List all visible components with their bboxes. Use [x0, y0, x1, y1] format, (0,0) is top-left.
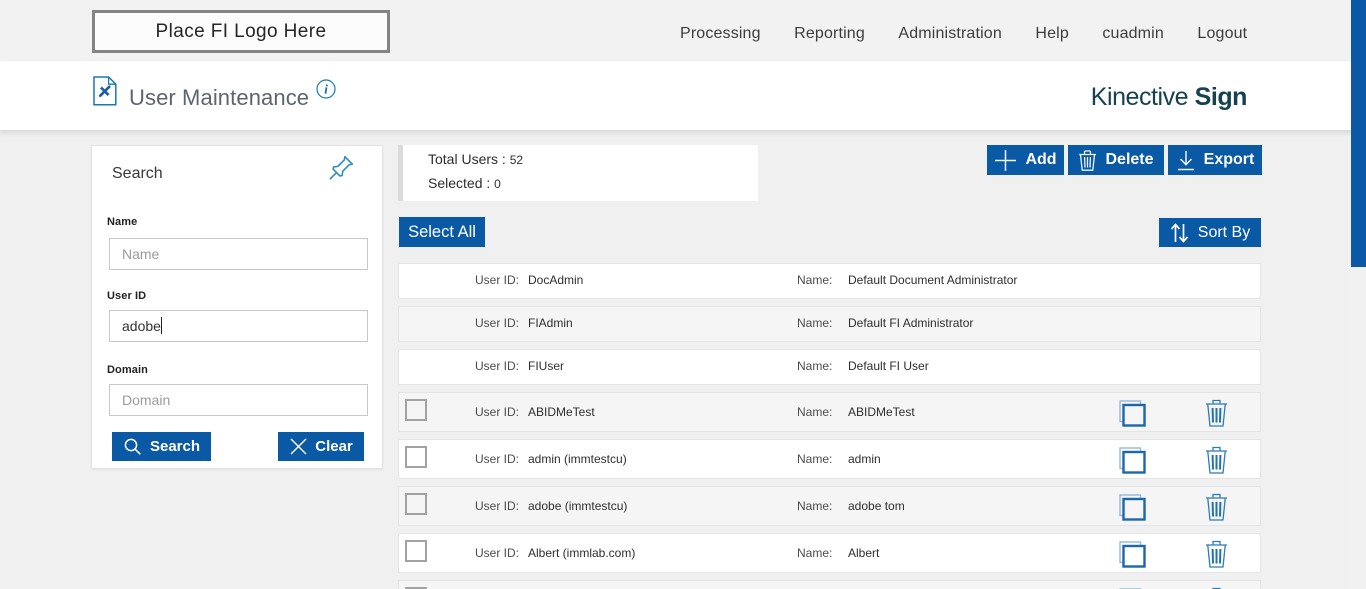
- svg-text:i: i: [324, 82, 328, 97]
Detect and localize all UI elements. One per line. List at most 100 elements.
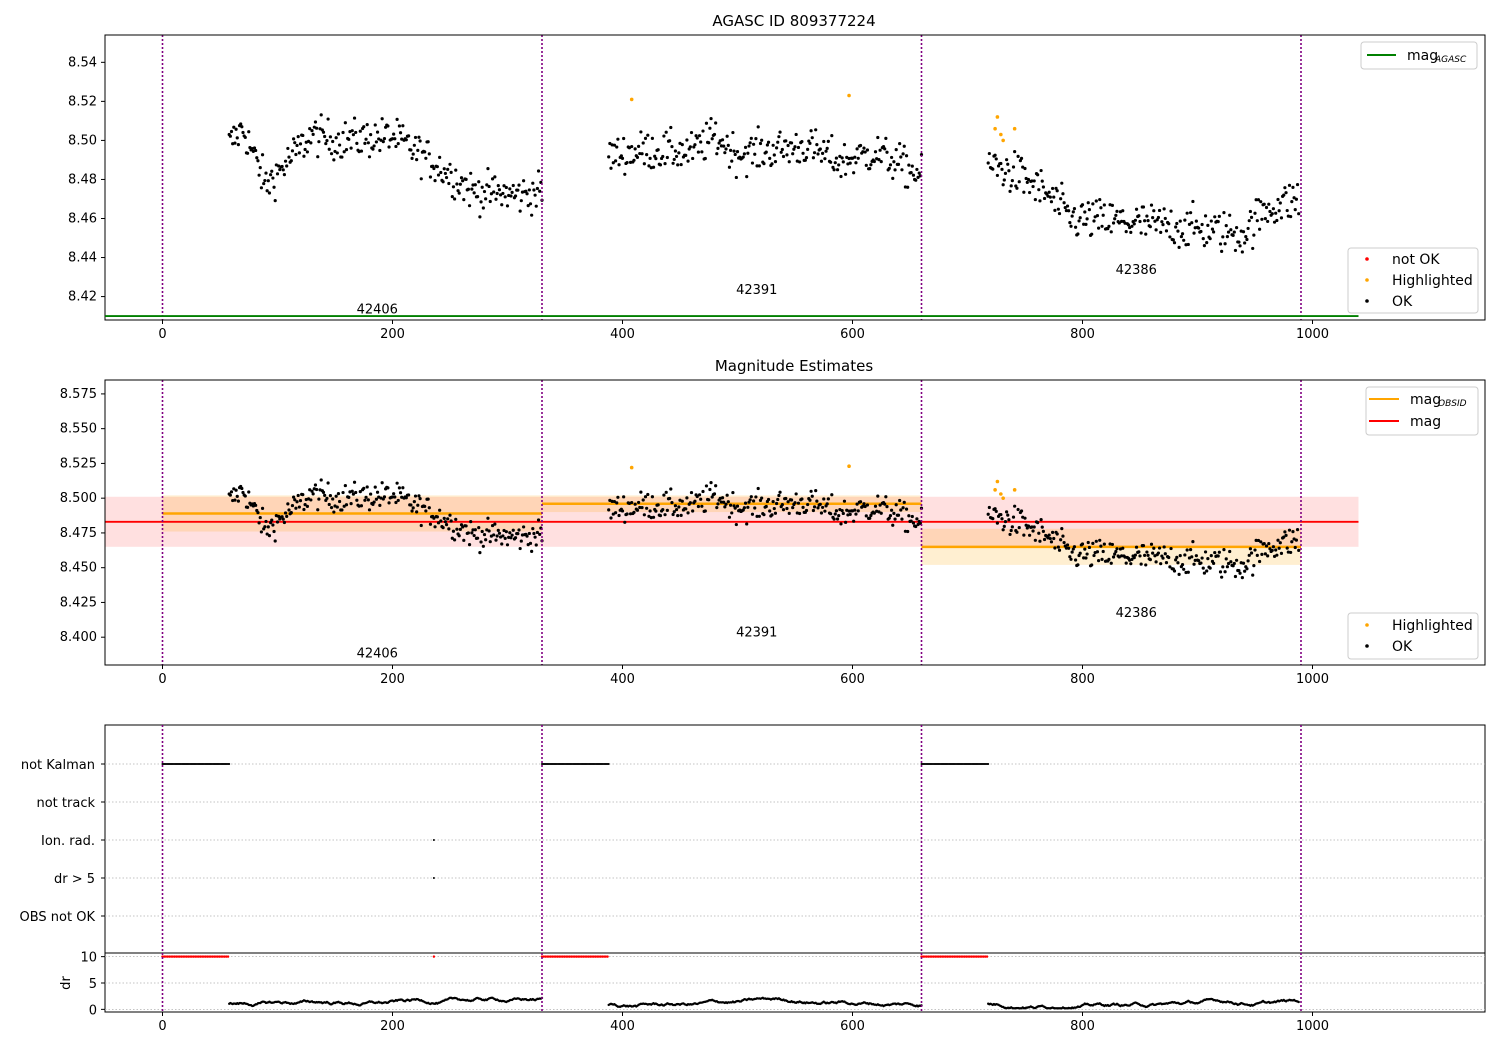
ok-point <box>1201 236 1205 241</box>
ok-point <box>451 529 456 533</box>
ok-point <box>282 173 286 177</box>
ok-point <box>768 509 772 513</box>
ok-point <box>293 498 297 502</box>
ok-point <box>477 180 481 184</box>
ok-point <box>1217 214 1221 218</box>
ok-point <box>1083 547 1087 551</box>
ok-point <box>1146 553 1150 557</box>
ok-point <box>464 524 468 528</box>
ok-point <box>1047 533 1051 537</box>
ok-point <box>1268 547 1272 551</box>
dr-clipped-point <box>602 955 606 958</box>
ok-point <box>811 156 816 160</box>
ok-point <box>907 514 911 518</box>
ok-point <box>482 189 487 194</box>
magnitude-estimates-title: Magnitude Estimates <box>715 357 873 375</box>
highlighted-point <box>995 479 1000 484</box>
ok-point <box>1067 546 1071 550</box>
ok-point <box>315 126 319 130</box>
ok-point <box>720 496 725 500</box>
ok-point <box>884 136 888 140</box>
ok-point <box>834 156 839 160</box>
ok-point <box>326 481 330 485</box>
ok-point <box>833 161 837 165</box>
ok-point <box>1064 208 1068 213</box>
dr-clipped-point <box>937 955 940 958</box>
ok-point <box>1139 231 1143 235</box>
ok-point <box>607 508 611 512</box>
ok-point <box>669 125 673 130</box>
ok-point <box>234 488 238 492</box>
ok-point <box>1190 221 1194 225</box>
ok-point <box>487 529 491 533</box>
ok-point <box>734 522 738 527</box>
dr-clipped-point <box>932 955 935 958</box>
ok-point <box>1085 217 1089 221</box>
ok-point <box>864 163 868 167</box>
highlighted-point <box>995 115 1000 119</box>
ok-point <box>1132 222 1136 226</box>
ok-point <box>1177 572 1181 576</box>
ok-point <box>354 130 358 135</box>
ok-point <box>1087 545 1091 550</box>
ok-point <box>508 531 512 535</box>
ok-point <box>670 500 674 505</box>
ok-point <box>1134 207 1139 211</box>
ok-point <box>525 192 529 196</box>
x-tick-label: 800 <box>1070 1019 1095 1034</box>
ok-point <box>1238 244 1242 248</box>
ok-point <box>1278 541 1282 545</box>
ok-point <box>1176 561 1180 565</box>
ok-point <box>480 529 484 534</box>
ok-point <box>1233 248 1238 253</box>
ok-point <box>748 141 752 145</box>
ok-point <box>1090 563 1094 567</box>
legend-point-label: Highlighted <box>1392 273 1473 289</box>
dr-tick-label: 0 <box>89 1003 97 1018</box>
ok-point <box>879 511 883 515</box>
ok-point <box>246 505 250 509</box>
ok-point <box>443 520 447 524</box>
ok-point <box>1245 237 1249 242</box>
ok-point <box>448 162 452 166</box>
ok-point <box>823 157 827 161</box>
ok-point <box>500 542 504 546</box>
ok-point <box>511 183 515 188</box>
dr-clipped-point <box>985 955 989 958</box>
ok-point <box>503 536 507 540</box>
ok-point <box>893 517 897 521</box>
ok-point <box>1138 219 1142 224</box>
dr-clipped-point <box>568 955 571 958</box>
ok-point <box>1065 543 1070 547</box>
ok-point <box>1041 185 1045 189</box>
ok-point <box>1231 233 1235 237</box>
ok-point <box>1007 169 1011 173</box>
ok-point <box>349 146 353 150</box>
dr-clipped-point <box>209 955 212 958</box>
ok-point <box>632 510 636 514</box>
ok-point <box>536 518 541 522</box>
ok-point <box>1200 222 1204 227</box>
ok-point <box>647 164 651 168</box>
ok-point <box>427 506 431 510</box>
flag-row-label: not track <box>36 796 95 811</box>
plot-frame <box>104 724 1486 1013</box>
ok-point <box>617 163 621 167</box>
ok-point <box>1069 557 1073 561</box>
ok-point <box>1169 209 1173 213</box>
ok-point <box>670 144 674 149</box>
ok-point <box>492 190 496 194</box>
x-tick-label: 1000 <box>1296 672 1329 687</box>
ok-point <box>1022 190 1026 194</box>
ok-point <box>450 536 454 540</box>
ok-point <box>1072 545 1077 549</box>
ok-point <box>707 498 711 502</box>
ok-point <box>1266 554 1270 558</box>
ok-point <box>1052 536 1056 541</box>
dr-clipped-point <box>928 955 932 958</box>
ok-point <box>442 167 446 171</box>
ok-point <box>821 505 825 510</box>
ok-point <box>1184 570 1188 575</box>
ok-point <box>676 513 680 518</box>
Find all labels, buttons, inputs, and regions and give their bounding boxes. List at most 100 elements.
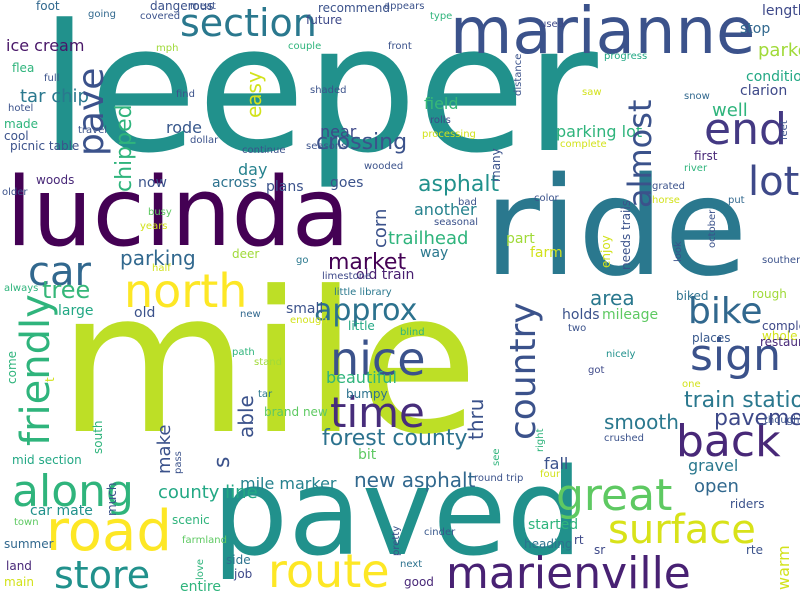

Written problem: Could you write out the lines above again, swapping "bounding boxes" for "box coordinates" and changing nothing else? Leave the pictures out.

Exercise result:
List all visible components with their bboxes. Use [x0, y0, x1, y1] format, (0,0) is top-left.
- svg-text:i: i: [324, 82, 328, 97]
Detect and localize all UI elements. One per line. List at most 100 elements.
ok-point <box>1201 236 1205 241</box>
ok-point <box>451 529 456 533</box>
ok-point <box>282 173 286 177</box>
ok-point <box>768 509 772 513</box>
ok-point <box>293 498 297 502</box>
ok-point <box>477 180 481 184</box>
ok-point <box>1217 214 1221 218</box>
ok-point <box>1083 547 1087 551</box>
ok-point <box>1146 553 1150 557</box>
ok-point <box>464 524 468 528</box>
ok-point <box>1047 533 1051 537</box>
ok-point <box>1268 547 1272 551</box>
dr-clipped-point <box>602 955 606 958</box>
ok-point <box>811 156 816 160</box>
ok-point <box>907 514 911 518</box>
ok-point <box>482 189 487 194</box>
magnitude-estimates-title: Magnitude Estimates <box>715 357 873 375</box>
highlighted-point <box>995 479 1000 484</box>
ok-point <box>1067 546 1071 550</box>
ok-point <box>315 126 319 130</box>
ok-point <box>720 496 725 500</box>
ok-point <box>884 136 888 140</box>
ok-point <box>834 156 839 160</box>
ok-point <box>326 481 330 485</box>
ok-point <box>833 161 837 165</box>
ok-point <box>1064 208 1068 213</box>
dr-clipped-point <box>937 955 940 958</box>
ok-point <box>1139 231 1143 235</box>
ok-point <box>607 508 611 512</box>
ok-point <box>669 125 673 130</box>
ok-point <box>234 488 238 492</box>
ok-point <box>1190 221 1194 225</box>
ok-point <box>487 529 491 533</box>
ok-point <box>734 522 738 527</box>
dr-clipped-point <box>932 955 935 958</box>
ok-point <box>1085 217 1089 221</box>
ok-point <box>864 163 868 167</box>
highlighted-point <box>995 115 1000 119</box>
ok-point <box>1132 222 1136 226</box>
ok-point <box>1177 572 1181 576</box>
ok-point <box>354 130 358 135</box>
ok-point <box>1087 545 1091 550</box>
ok-point <box>508 531 512 535</box>
ok-point <box>670 500 674 505</box>
ok-point <box>1134 207 1139 211</box>
ok-point <box>525 192 529 196</box>
x-tick-label: 800 <box>1070 1019 1095 1034</box>
ok-point <box>1238 244 1242 248</box>
ok-point <box>1278 541 1282 545</box>
ok-point <box>1176 561 1180 565</box>
ok-point <box>480 529 484 534</box>
ok-point <box>1233 248 1238 253</box>
ok-point <box>748 141 752 145</box>
ok-point <box>1090 563 1094 567</box>
legend-point-label: Highlighted <box>1392 273 1473 289</box>
dr-tick-label: 0 <box>89 1003 97 1018</box>
ok-point <box>879 511 883 515</box>
ok-point <box>246 505 250 509</box>
ok-point <box>443 520 447 524</box>
ok-point <box>1245 237 1249 242</box>
ok-point <box>448 162 452 166</box>
ok-point <box>823 157 827 161</box>
ok-point <box>500 542 504 546</box>
ok-point <box>511 183 515 188</box>
dr-clipped-point <box>985 955 989 958</box>
ok-point <box>503 536 507 540</box>
ok-point <box>893 517 897 521</box>
ok-point <box>1138 219 1142 224</box>
dr-clipped-point <box>568 955 571 958</box>
ok-point <box>1065 543 1070 547</box>
ok-point <box>1041 185 1045 189</box>
ok-point <box>1231 233 1235 237</box>
ok-point <box>1007 169 1011 173</box>
ok-point <box>349 146 353 150</box>
dr-clipped-point <box>209 955 212 958</box>
ok-point <box>632 510 636 514</box>
ok-point <box>536 518 541 522</box>
ok-point <box>1200 222 1204 227</box>
ok-point <box>647 164 651 168</box>
ok-point <box>427 506 431 510</box>
flag-row-label: not track <box>36 796 95 811</box>
plot-frame <box>104 724 1486 1013</box>
ok-point <box>617 163 621 167</box>
ok-point <box>1069 557 1073 561</box>
ok-point <box>1169 209 1173 213</box>
ok-point <box>670 144 674 149</box>
ok-point <box>492 190 496 194</box>
x-tick-label: 1000 <box>1296 672 1329 687</box>
ok-point <box>1022 190 1026 194</box>
ok-point <box>450 536 454 540</box>
ok-point <box>1072 545 1077 549</box>
ok-point <box>707 498 711 502</box>
ok-point <box>1266 554 1270 558</box>
ok-point <box>1052 536 1056 541</box>
dr-clipped-point <box>928 955 932 958</box>
ok-point <box>442 167 446 171</box>
ok-point <box>821 505 825 510</box>
ok-point <box>1184 570 1188 575</box>
ok-point <box>676 513 680 518</box>
Find all labels, buttons, inputs, and regions and give their box coordinates. List at most 100 elements.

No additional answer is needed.